### The request:
Print the listing that follows, character for character.

### Provided data:
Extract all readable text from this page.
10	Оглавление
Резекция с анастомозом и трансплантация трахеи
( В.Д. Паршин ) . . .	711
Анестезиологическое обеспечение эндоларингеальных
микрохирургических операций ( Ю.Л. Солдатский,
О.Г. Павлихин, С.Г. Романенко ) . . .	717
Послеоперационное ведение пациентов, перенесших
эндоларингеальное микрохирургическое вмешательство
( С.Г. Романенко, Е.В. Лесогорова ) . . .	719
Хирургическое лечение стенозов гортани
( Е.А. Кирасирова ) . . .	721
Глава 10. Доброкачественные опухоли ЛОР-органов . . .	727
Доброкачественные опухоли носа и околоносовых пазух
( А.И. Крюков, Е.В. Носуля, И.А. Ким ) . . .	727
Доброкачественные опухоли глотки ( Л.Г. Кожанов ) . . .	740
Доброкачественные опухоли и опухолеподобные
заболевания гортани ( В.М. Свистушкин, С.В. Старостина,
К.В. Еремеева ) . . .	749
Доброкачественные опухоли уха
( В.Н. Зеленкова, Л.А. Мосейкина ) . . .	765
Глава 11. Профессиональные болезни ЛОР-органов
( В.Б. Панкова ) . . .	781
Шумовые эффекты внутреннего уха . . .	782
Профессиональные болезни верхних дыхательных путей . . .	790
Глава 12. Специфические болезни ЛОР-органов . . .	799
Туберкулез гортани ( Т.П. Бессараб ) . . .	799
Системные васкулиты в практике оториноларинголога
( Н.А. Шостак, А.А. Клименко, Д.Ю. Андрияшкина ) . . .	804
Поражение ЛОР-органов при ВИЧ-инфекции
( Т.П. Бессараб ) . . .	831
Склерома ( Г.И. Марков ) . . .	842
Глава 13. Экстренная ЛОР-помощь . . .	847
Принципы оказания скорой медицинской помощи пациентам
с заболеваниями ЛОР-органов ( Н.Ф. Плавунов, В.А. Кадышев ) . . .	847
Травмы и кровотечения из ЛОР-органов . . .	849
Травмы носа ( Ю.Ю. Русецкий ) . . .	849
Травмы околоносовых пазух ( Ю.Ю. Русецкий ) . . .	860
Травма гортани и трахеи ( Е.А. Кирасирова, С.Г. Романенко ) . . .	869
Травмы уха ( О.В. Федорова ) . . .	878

### Solved problem:
Extract all readable text from this page.
10	Оглавление
Резекция с анастомозом и трансплантация трахеи
( В.Д. Паршин ) . . .	711
Анестезиологическое обеспечение эндоларингеальных
микрохирургических операций ( Ю.Л. Солдатский,
О.Г. Павлихин, С.Г. Романенко ) . . .	717
Послеоперационное ведение пациентов, перенесших
эндоларингеальное микрохирургическое вмешательство
( С.Г. Романенко, Е.В. Лесогорова ) . . .	719
Хирургическое лечение стенозов гортани
( Е.А. Кирасирова ) . . .	721
Глава 10. Доброкачественные опухоли ЛОР-органов . . .	727
Доброкачественные опухоли носа и околоносовых пазух
( А.И. Крюков, Е.В. Носуля, И.А. Ким ) . . .	727
Доброкачественные опухоли глотки ( Л.Г. Кожанов ) . . .	740
Доброкачественные опухоли и опухолеподобные
заболевания гортани ( В.М. Свистушкин, С.В. Старостина,
К.В. Еремеева ) . . .	749
Доброкачественные опухоли уха
( В.Н. Зеленкова, Л.А. Мосейкина ) . . .	765
Глава 11. Профессиональные болезни ЛОР-органов
( В.Б. Панкова ) . . .	781
Шумовые эффекты внутреннего уха . . .	782
Профессиональные болезни верхних дыхательных путей . . .	790
Глава 12. Специфические болезни ЛОР-органов . . .	799
Туберкулез гортани ( Т.П. Бессараб ) . . .	799
Системные васкулиты в практике оториноларинголога
( Н.А. Шостак, А.А. Клименко, Д.Ю. Андрияшкина ) . . .	804
Поражение ЛОР-органов при ВИЧ-инфекции
( Т.П. Бессараб ) . . .	831
Склерома ( Г.И. Марков ) . . .	842
Глава 13. Экстренная ЛОР-помощь . . .	847
Принципы оказания скорой медицинской помощи пациентам
с заболеваниями ЛОР-органов ( Н.Ф. Плавунов, В.А. Кадышев ) . . .	847
Травмы и кровотечения из ЛОР-органов . . .	849
Травмы носа ( Ю.Ю. Русецкий ) . . .	849
Травмы околоносовых пазух ( Ю.Ю. Русецкий ) . . .	860
Травма гортани и трахеи ( Е.А. Кирасирова, С.Г. Романенко ) . . .	869
Травмы уха ( О.В. Федорова ) . . .	878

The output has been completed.